*Written tasks*:
1. Can you echo the passage of the Battle of Jones Road article between "The Battle Of" and "from the Australians.", inclusive?
2. In the Battle of Jones Road article, can you condense the paragraph starting "In the flesh he appeared" into a shorter version that keeps its main facts?

# start of Extracted text

The Battle Of Jones Road

War Breaks Out Between The Irish And Australians At Croker

By Daniel McCarthy

Andrew Raines of Australia and Steven McDonnell of Ireland (Inpho)

Sean Boylan would emerge from the old dank dressing rooms, located in the bowels of Croke Park before the old stadium's magnificent turn of millennium facelift, as the soft spoken godfather of one of the most hardened crew of both talented and ruthless footballers the GAA world has ever known. There emerged a very different figure from the ashes of the International Rules test last Sunday evening where Ireland was on the receiving end of a severe thumping from the Australians.

In the flesh he appeared to be the same man with the gentle, Yoda-like demeanour, whose courageous Meath teams died hard the twenty three years he managed them. They had a perfect balance struck between the piano movers and the piano players. From the original hairy arses such as the Lyons brothers, Mick and Padraig, their cousin-in-arms Liam Harnan, Foley, Coyle and Gillic to sharp shooters like O'Rourke, Flynn, Stafford and Giles, Boylan's teams played with a wild fury and a stinging punch. Even talented young players such as Neville Dunne, who were but fleetingly present on the Meath conveyor belt before settling down to a new life here in America, were indelibly marked by the never say die Meath spirit.

# end of Extracted text
# start of Data entries

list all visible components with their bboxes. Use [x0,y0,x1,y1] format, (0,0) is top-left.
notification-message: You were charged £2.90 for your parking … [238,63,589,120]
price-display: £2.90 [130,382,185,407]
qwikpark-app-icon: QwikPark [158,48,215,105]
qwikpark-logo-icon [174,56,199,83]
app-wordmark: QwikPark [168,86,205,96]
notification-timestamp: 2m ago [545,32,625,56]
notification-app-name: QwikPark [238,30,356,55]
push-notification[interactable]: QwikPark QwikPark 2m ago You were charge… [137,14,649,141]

# end of Data entries

*Solutions to each task*:
1.
The Battle Of Jones Road

War Breaks Out Between The Irish And Australians At Croker

By Daniel McCarthy

Andrew Raines of Australia and Steven McDonnell of Ireland (Inpho)

Sean Boylan would emerge from the old dank dressing rooms, located in the bowels of Croke Park before the old stadium's magnificent turn of millennium facelift, as the soft spoken godfather of one of the most hardened crew of both talented and ruthless footballers the GAA world has ever known. There emerged a very different figure from the ashes of the International Rules test last Sunday evening where Ireland was on the receiving end of a severe thumping from the Australians.

2. Boylan looked like the same gentle, Yoda-like man whose courageous Meath teams died hard in his twenty-three years as manager. His sides balanced "piano movers" and "piano players." Tough men included Mick and Padraig Lyons, Liam Harnan, Foley, Coyle and Gillic. The sharp shooters included O'Rourke, Flynn, Stafford and Giles. Together they played with wild fury and a stinging punch. Even young players who passed through only briefly, such as Neville Dunne, who later settled in America, were marked by Meath's never-say-die spirit.